Dataset entries:

——————————

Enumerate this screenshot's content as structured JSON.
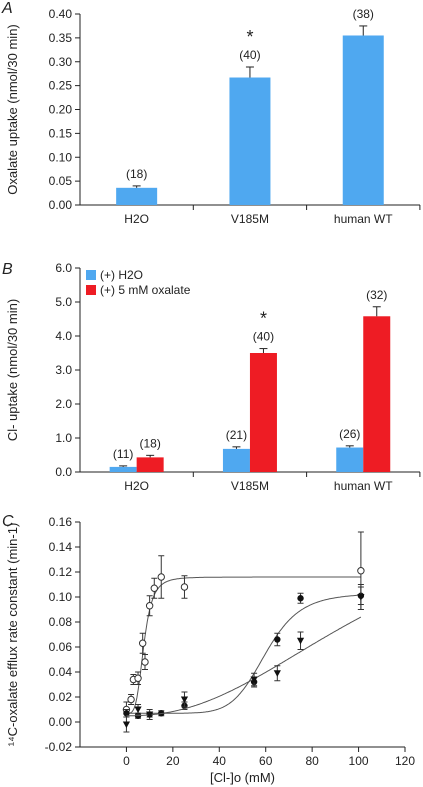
{
  "chart_data": [
    {
      "panel": "A",
      "type": "bar",
      "categories": [
        "H2O",
        "V185M",
        "human WT"
      ],
      "series": [
        {
          "values": [
            0.036,
            0.267,
            0.355
          ],
          "errors": [
            0.004,
            0.022,
            0.02
          ],
          "n_labels": [
            "(18)",
            "(40)",
            "(38)"
          ],
          "color": "#4fa8f0"
        }
      ],
      "significance": [
        "",
        "*",
        ""
      ],
      "ylabel": "Oxalate uptake (nmol/30 min)",
      "ylim": [
        0,
        0.4
      ],
      "yticks": [
        "0.00",
        "0.05",
        "0.10",
        "0.15",
        "0.20",
        "0.25",
        "0.30",
        "0.35",
        "0.40"
      ],
      "grid": false
    },
    {
      "panel": "B",
      "type": "bar",
      "categories": [
        "H2O",
        "V185M",
        "human WT"
      ],
      "series": [
        {
          "name": "(+) H2O",
          "values": [
            0.15,
            0.68,
            0.72
          ],
          "errors": [
            0.03,
            0.06,
            0.05
          ],
          "n_labels": [
            "(11)",
            "(21)",
            "(26)"
          ],
          "color": "#4fa8f0"
        },
        {
          "name": "(+) 5 mM oxalate",
          "values": [
            0.43,
            3.5,
            4.58
          ],
          "errors": [
            0.06,
            0.13,
            0.28
          ],
          "n_labels": [
            "(18)",
            "(40)",
            "(32)"
          ],
          "color": "#ee1c24"
        }
      ],
      "significance": [
        "",
        "*",
        ""
      ],
      "ylabel": "Cl- uptake (nmol/30 min)",
      "ylim": [
        0,
        6
      ],
      "yticks": [
        "0.0",
        "1.0",
        "2.0",
        "3.0",
        "4.0",
        "5.0",
        "6.0"
      ],
      "legend": "top-left",
      "grid": false
    },
    {
      "panel": "C",
      "type": "scatter",
      "xlabel": "[Cl-]o (mM)",
      "ylabel": "¹⁴C-oxalate efflux rate constant (min-1)",
      "xlim": [
        -20,
        120
      ],
      "ylim": [
        -0.02,
        0.16
      ],
      "xticks": [
        "0",
        "20",
        "40",
        "60",
        "80",
        "100",
        "120"
      ],
      "yticks": [
        "-0.02",
        "0.00",
        "0.02",
        "0.04",
        "0.06",
        "0.08",
        "0.10",
        "0.12",
        "0.14",
        "0.16"
      ],
      "series": [
        {
          "marker": "open-circle",
          "points": [
            [
              0,
              0.01
            ],
            [
              2,
              0.018
            ],
            [
              3,
              0.034
            ],
            [
              5,
              0.035
            ],
            [
              7,
              0.063
            ],
            [
              8,
              0.048
            ],
            [
              10,
              0.093
            ],
            [
              12,
              0.107
            ],
            [
              15,
              0.116
            ],
            [
              25,
              0.108
            ],
            [
              101,
              0.121
            ]
          ],
          "errors": [
            0.006,
            0.004,
            0.004,
            0.005,
            0.008,
            0.006,
            0.008,
            0.008,
            0.017,
            0.009,
            0.031
          ],
          "fit": {
            "bottom": 0.007,
            "top": 0.116,
            "ec50": 7.5,
            "hill": 4
          }
        },
        {
          "marker": "filled-circle",
          "points": [
            [
              0,
              0.007
            ],
            [
              5,
              0.005
            ],
            [
              10,
              0.006
            ],
            [
              15,
              0.007
            ],
            [
              25,
              0.013
            ],
            [
              55,
              0.032
            ],
            [
              65,
              0.066
            ],
            [
              75,
              0.099
            ],
            [
              101,
              0.101
            ]
          ],
          "errors": [
            0.003,
            0.002,
            0.002,
            0.002,
            0.003,
            0.004,
            0.005,
            0.004,
            0.007
          ],
          "fit": {
            "bottom": 0.007,
            "top": 0.103,
            "ec50": 60,
            "hill": 8
          }
        },
        {
          "marker": "filled-triangle-down",
          "points": [
            [
              0,
              -0.002
            ],
            [
              5,
              0.01
            ],
            [
              10,
              0.006
            ],
            [
              25,
              0.018
            ],
            [
              55,
              0.034
            ],
            [
              65,
              0.039
            ],
            [
              75,
              0.065
            ],
            [
              101,
              0.1
            ]
          ],
          "errors": [
            0.006,
            0.004,
            0.004,
            0.006,
            0.005,
            0.006,
            0.007,
            0.01
          ],
          "fit": {
            "bottom": 0.005,
            "top": 0.18,
            "ec50": 110,
            "hill": 2.3
          }
        }
      ],
      "grid": false
    }
  ]
}
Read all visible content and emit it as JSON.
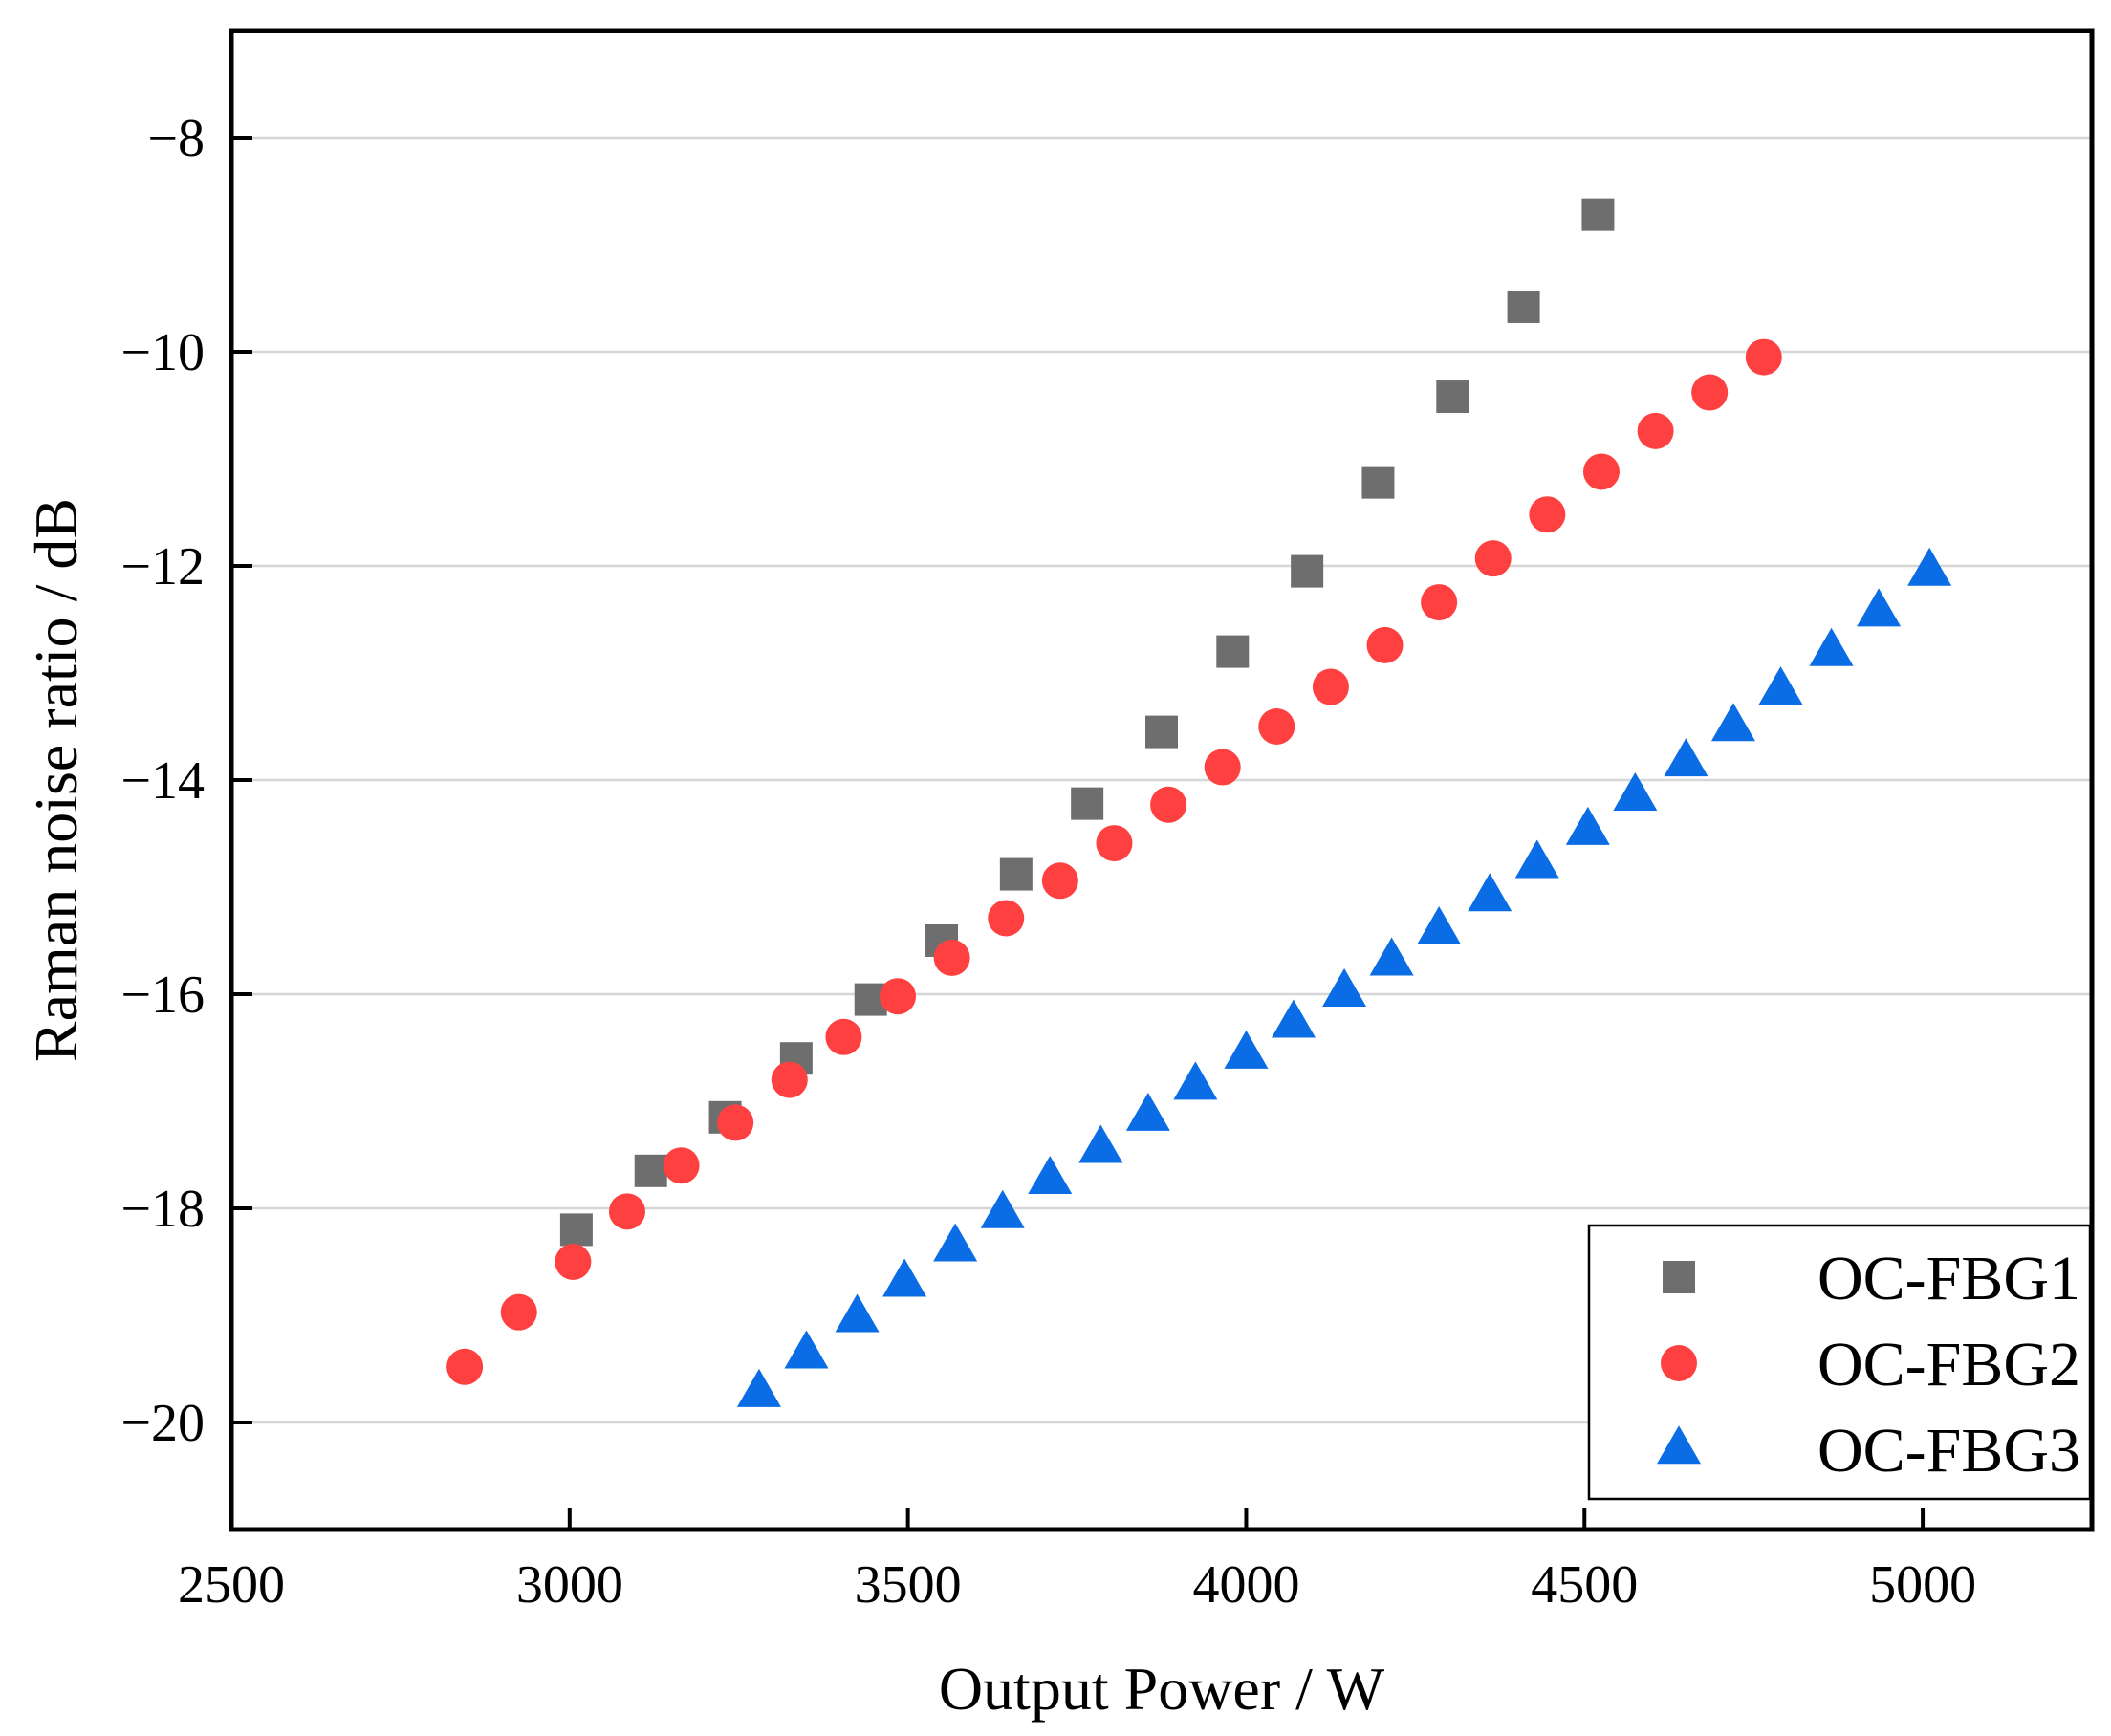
{
  "chart_data": {
    "type": "scatter",
    "title": "",
    "xlabel": "Output Power / W",
    "ylabel": "Raman noise ratio / dB",
    "xlim": [
      2500,
      5250
    ],
    "ylim": [
      -21,
      -7
    ],
    "xticks": [
      2500,
      3000,
      3500,
      4000,
      4500,
      5000
    ],
    "xtick_labels": [
      "2500",
      "3000",
      "3500",
      "4000",
      "4500",
      "5000"
    ],
    "yticks": [
      -20,
      -18,
      -16,
      -14,
      -12,
      -10,
      -8
    ],
    "ytick_labels": [
      "−20",
      "−18",
      "−16",
      "−14",
      "−12",
      "−10",
      "−8"
    ],
    "grid": "horizontal",
    "legend_position": "bottom-right",
    "series": [
      {
        "name": "OC-FBG1",
        "marker": "square",
        "color": "#6e6e6e",
        "points": [
          [
            3010,
            -18.2
          ],
          [
            3120,
            -17.65
          ],
          [
            3230,
            -17.15
          ],
          [
            3335,
            -16.6
          ],
          [
            3445,
            -16.05
          ],
          [
            3550,
            -15.5
          ],
          [
            3660,
            -14.88
          ],
          [
            3765,
            -14.22
          ],
          [
            3875,
            -13.55
          ],
          [
            3980,
            -12.8
          ],
          [
            4090,
            -12.05
          ],
          [
            4195,
            -11.22
          ],
          [
            4305,
            -10.42
          ],
          [
            4410,
            -9.58
          ],
          [
            4520,
            -8.72
          ]
        ]
      },
      {
        "name": "OC-FBG2",
        "marker": "circle",
        "color": "#ff4040",
        "points": [
          [
            2845,
            -19.48
          ],
          [
            2925,
            -18.97
          ],
          [
            3005,
            -18.5
          ],
          [
            3085,
            -18.03
          ],
          [
            3165,
            -17.6
          ],
          [
            3245,
            -17.2
          ],
          [
            3325,
            -16.8
          ],
          [
            3405,
            -16.4
          ],
          [
            3485,
            -16.02
          ],
          [
            3565,
            -15.66
          ],
          [
            3645,
            -15.29
          ],
          [
            3725,
            -14.94
          ],
          [
            3805,
            -14.59
          ],
          [
            3885,
            -14.23
          ],
          [
            3965,
            -13.88
          ],
          [
            4045,
            -13.5
          ],
          [
            4125,
            -13.13
          ],
          [
            4205,
            -12.74
          ],
          [
            4285,
            -12.34
          ],
          [
            4365,
            -11.93
          ],
          [
            4445,
            -11.52
          ],
          [
            4525,
            -11.12
          ],
          [
            4605,
            -10.74
          ],
          [
            4685,
            -10.38
          ],
          [
            4765,
            -10.05
          ]
        ]
      },
      {
        "name": "OC-FBG3",
        "marker": "triangle",
        "color": "#0a6de6",
        "points": [
          [
            3280,
            -19.72
          ],
          [
            3350,
            -19.36
          ],
          [
            3425,
            -19.02
          ],
          [
            3495,
            -18.69
          ],
          [
            3570,
            -18.36
          ],
          [
            3640,
            -18.05
          ],
          [
            3710,
            -17.73
          ],
          [
            3785,
            -17.44
          ],
          [
            3855,
            -17.14
          ],
          [
            3925,
            -16.85
          ],
          [
            4000,
            -16.56
          ],
          [
            4070,
            -16.27
          ],
          [
            4145,
            -15.98
          ],
          [
            4215,
            -15.69
          ],
          [
            4285,
            -15.4
          ],
          [
            4360,
            -15.09
          ],
          [
            4430,
            -14.78
          ],
          [
            4505,
            -14.47
          ],
          [
            4575,
            -14.15
          ],
          [
            4650,
            -13.83
          ],
          [
            4720,
            -13.5
          ],
          [
            4790,
            -13.16
          ],
          [
            4865,
            -12.8
          ],
          [
            4935,
            -12.43
          ],
          [
            5010,
            -12.05
          ]
        ]
      }
    ]
  }
}
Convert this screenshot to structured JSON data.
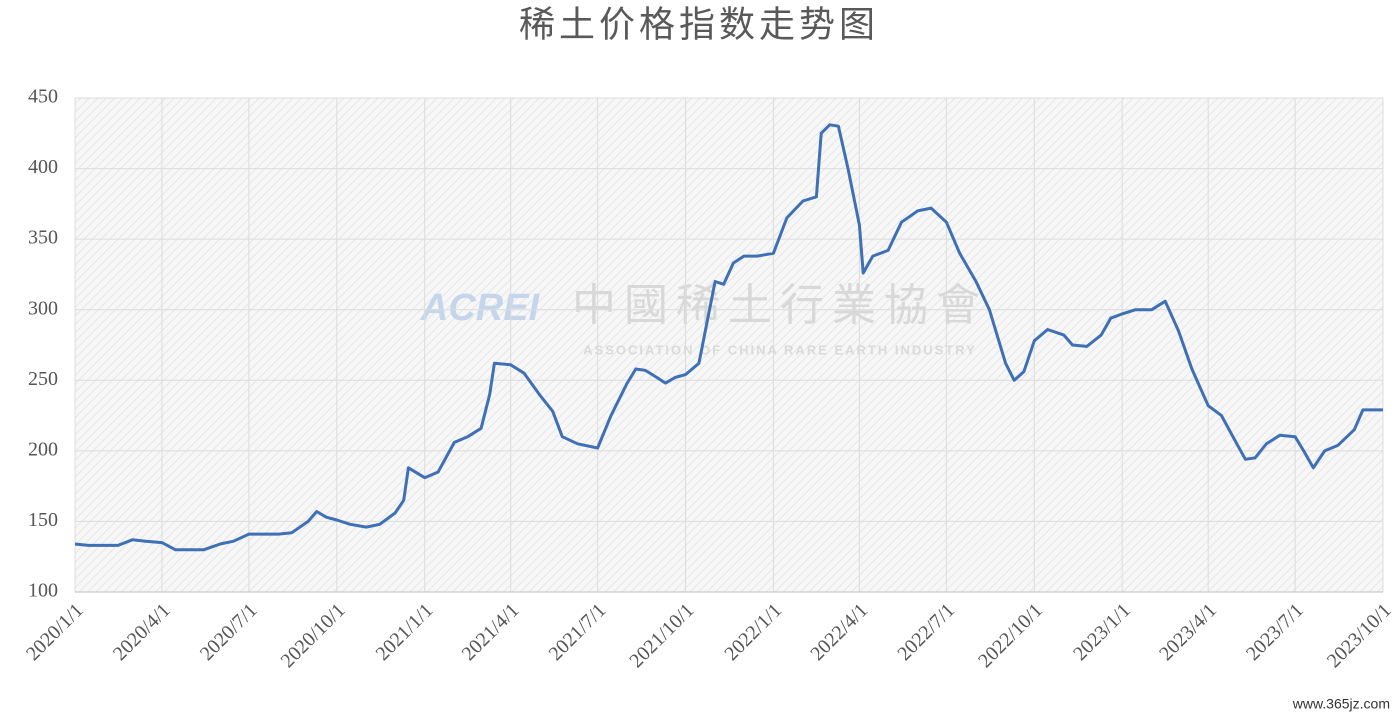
{
  "chart_data": {
    "type": "line",
    "title": "稀土价格指数走势图",
    "x": [
      "2020/1/1",
      "2020/1/15",
      "2020/2/1",
      "2020/2/15",
      "2020/3/1",
      "2020/3/15",
      "2020/4/1",
      "2020/4/15",
      "2020/5/1",
      "2020/5/15",
      "2020/6/1",
      "2020/6/15",
      "2020/7/1",
      "2020/7/15",
      "2020/8/1",
      "2020/8/15",
      "2020/9/1",
      "2020/9/10",
      "2020/9/20",
      "2020/10/1",
      "2020/10/15",
      "2020/11/1",
      "2020/11/15",
      "2020/12/1",
      "2020/12/10",
      "2020/12/15",
      "2021/1/1",
      "2021/1/15",
      "2021/2/1",
      "2021/2/15",
      "2021/3/1",
      "2021/3/10",
      "2021/3/15",
      "2021/4/1",
      "2021/4/15",
      "2021/5/1",
      "2021/5/15",
      "2021/5/25",
      "2021/6/10",
      "2021/7/1",
      "2021/7/15",
      "2021/8/1",
      "2021/8/10",
      "2021/8/20",
      "2021/9/1",
      "2021/9/10",
      "2021/9/20",
      "2021/10/1",
      "2021/10/15",
      "2021/11/1",
      "2021/11/10",
      "2021/11/20",
      "2021/12/1",
      "2021/12/15",
      "2022/1/1",
      "2022/1/15",
      "2022/2/1",
      "2022/2/15",
      "2022/2/20",
      "2022/3/1",
      "2022/3/10",
      "2022/3/20",
      "2022/4/1",
      "2022/4/5",
      "2022/4/15",
      "2022/5/1",
      "2022/5/15",
      "2022/6/1",
      "2022/6/15",
      "2022/7/1",
      "2022/7/15",
      "2022/8/1",
      "2022/8/15",
      "2022/9/1",
      "2022/9/10",
      "2022/9/20",
      "2022/10/1",
      "2022/10/15",
      "2022/11/1",
      "2022/11/10",
      "2022/11/25",
      "2022/12/10",
      "2022/12/20",
      "2023/1/1",
      "2023/1/15",
      "2023/2/1",
      "2023/2/15",
      "2023/3/1",
      "2023/3/15",
      "2023/4/1",
      "2023/4/15",
      "2023/5/1",
      "2023/5/10",
      "2023/5/20",
      "2023/6/1",
      "2023/6/15",
      "2023/7/1",
      "2023/7/10",
      "2023/7/20",
      "2023/8/1",
      "2023/8/15",
      "2023/9/1",
      "2023/9/10",
      "2023/10/1"
    ],
    "series": [
      {
        "name": "稀土价格指数",
        "color": "#3f70b5",
        "values": [
          134,
          133,
          133,
          133,
          137,
          136,
          135,
          130,
          130,
          130,
          134,
          136,
          141,
          141,
          141,
          142,
          150,
          157,
          153,
          151,
          148,
          146,
          148,
          156,
          165,
          188,
          181,
          185,
          206,
          210,
          216,
          240,
          262,
          261,
          255,
          240,
          228,
          210,
          205,
          202,
          225,
          248,
          258,
          257,
          252,
          248,
          252,
          254,
          262,
          320,
          318,
          333,
          338,
          338,
          340,
          365,
          377,
          380,
          425,
          431,
          430,
          400,
          360,
          326,
          338,
          342,
          362,
          370,
          372,
          362,
          340,
          320,
          300,
          262,
          250,
          256,
          278,
          286,
          282,
          275,
          274,
          282,
          294,
          297,
          300,
          300,
          306,
          285,
          258,
          232,
          225,
          205,
          194,
          195,
          205,
          211,
          210,
          200,
          188,
          200,
          204,
          215,
          229,
          229
        ]
      }
    ],
    "xlim": [
      "2020/1/1",
      "2023/10/1"
    ],
    "xticks": [
      "2020/1/1",
      "2020/4/1",
      "2020/7/1",
      "2020/10/1",
      "2021/1/1",
      "2021/4/1",
      "2021/7/1",
      "2021/10/1",
      "2022/1/1",
      "2022/4/1",
      "2022/7/1",
      "2022/10/1",
      "2023/1/1",
      "2023/4/1",
      "2023/7/1",
      "2023/10/1"
    ],
    "ylim": [
      100,
      450
    ],
    "yticks": [
      100,
      150,
      200,
      250,
      300,
      350,
      400,
      450
    ],
    "grid": true,
    "watermark": {
      "logo": "ACREI",
      "name": "中國稀土行業協會",
      "name_en": "ASSOCIATION OF CHINA RARE EARTH INDUSTRY"
    },
    "source": "www.365jz.com"
  }
}
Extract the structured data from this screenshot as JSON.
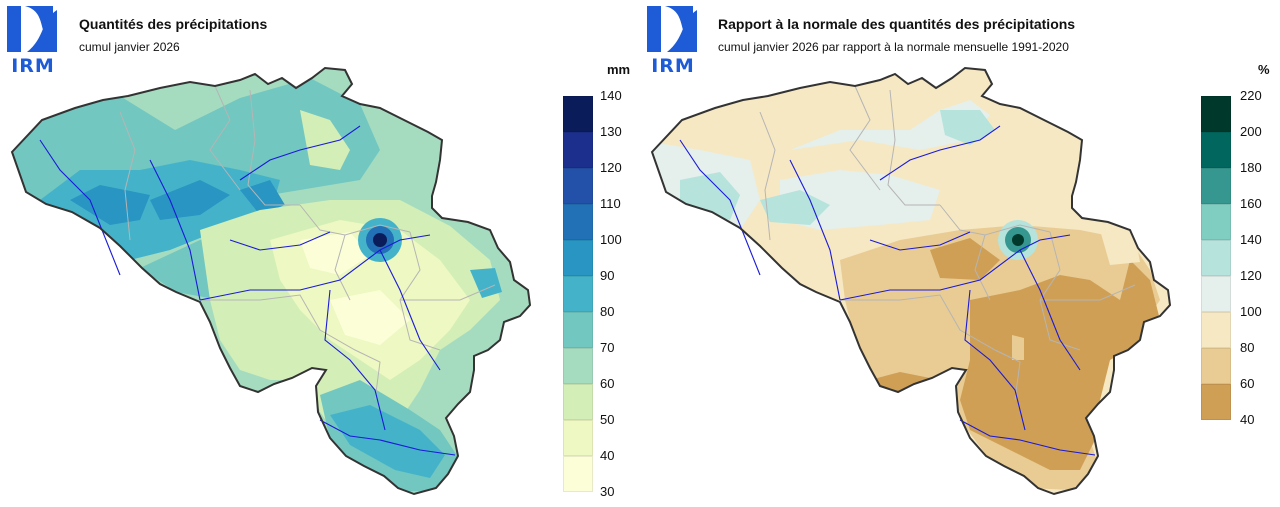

——————————

Work to be completed:
Give only the number of lines in the preceding material that contain the string "ylabel".

Result of the task:
4